For the copy, please give all of the data again exactly and leave the pictures out.

Figure collection entries
Begin

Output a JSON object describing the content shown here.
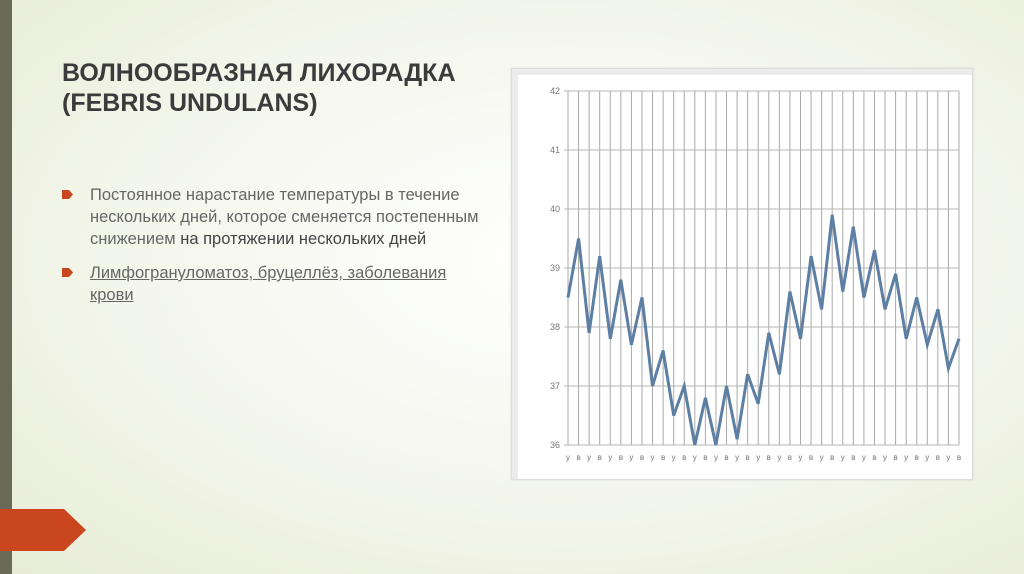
{
  "slide": {
    "title_line1": "ВОЛНООБРАЗНАЯ ЛИХОРАДКА",
    "title_line2": "(FEBRIS UNDULANS)",
    "bullet1_part1": "Постоянное нарастание температуры в течение нескольких дней, которое сменяется постепенным снижением ",
    "bullet1_part2": "на протяжении нескольких дней",
    "bullet2_link": "Лимфогрануломатоз, бруцеллёз, заболевания крови",
    "accent_color": "#c9461f",
    "sidebar_color": "#6b6a57"
  },
  "chart_data": {
    "type": "line",
    "ylim": [
      36,
      42
    ],
    "yticks": [
      "42",
      "41",
      "40",
      "39",
      "38",
      "37",
      "36"
    ],
    "x_label_pattern": [
      "у",
      "в"
    ],
    "x_label_count": 38,
    "line_color": "#5d7fa3",
    "grid": true,
    "series": [
      {
        "values": [
          38.5,
          39.5,
          37.9,
          39.2,
          37.8,
          38.8,
          37.7,
          38.5,
          37.0,
          37.6,
          36.5,
          37.0,
          36.0,
          36.8,
          36.0,
          37.0,
          36.1,
          37.2,
          36.7,
          37.9,
          37.2,
          38.6,
          37.8,
          39.2,
          38.3,
          39.9,
          38.6,
          39.7,
          38.5,
          39.3,
          38.3,
          38.9,
          37.8,
          38.5,
          37.7,
          38.3,
          37.3,
          37.8
        ]
      }
    ]
  }
}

End

The response:
Output a JSON object describing the content shown here.
{
  "slide": {
    "title_line1": "ВОЛНООБРАЗНАЯ ЛИХОРАДКА",
    "title_line2": "(FEBRIS UNDULANS)",
    "bullet1_part1": "Постоянное нарастание температуры в течение нескольких дней, которое сменяется постепенным снижением ",
    "bullet1_part2": "на протяжении нескольких дней",
    "bullet2_link": "Лимфогрануломатоз, бруцеллёз, заболевания крови",
    "accent_color": "#c9461f",
    "sidebar_color": "#6b6a57"
  },
  "chart_data": {
    "type": "line",
    "ylim": [
      36,
      42
    ],
    "yticks": [
      "42",
      "41",
      "40",
      "39",
      "38",
      "37",
      "36"
    ],
    "x_label_pattern": [
      "у",
      "в"
    ],
    "x_label_count": 38,
    "line_color": "#5d7fa3",
    "grid": true,
    "series": [
      {
        "values": [
          38.5,
          39.5,
          37.9,
          39.2,
          37.8,
          38.8,
          37.7,
          38.5,
          37.0,
          37.6,
          36.5,
          37.0,
          36.0,
          36.8,
          36.0,
          37.0,
          36.1,
          37.2,
          36.7,
          37.9,
          37.2,
          38.6,
          37.8,
          39.2,
          38.3,
          39.9,
          38.6,
          39.7,
          38.5,
          39.3,
          38.3,
          38.9,
          37.8,
          38.5,
          37.7,
          38.3,
          37.3,
          37.8
        ]
      }
    ]
  }
}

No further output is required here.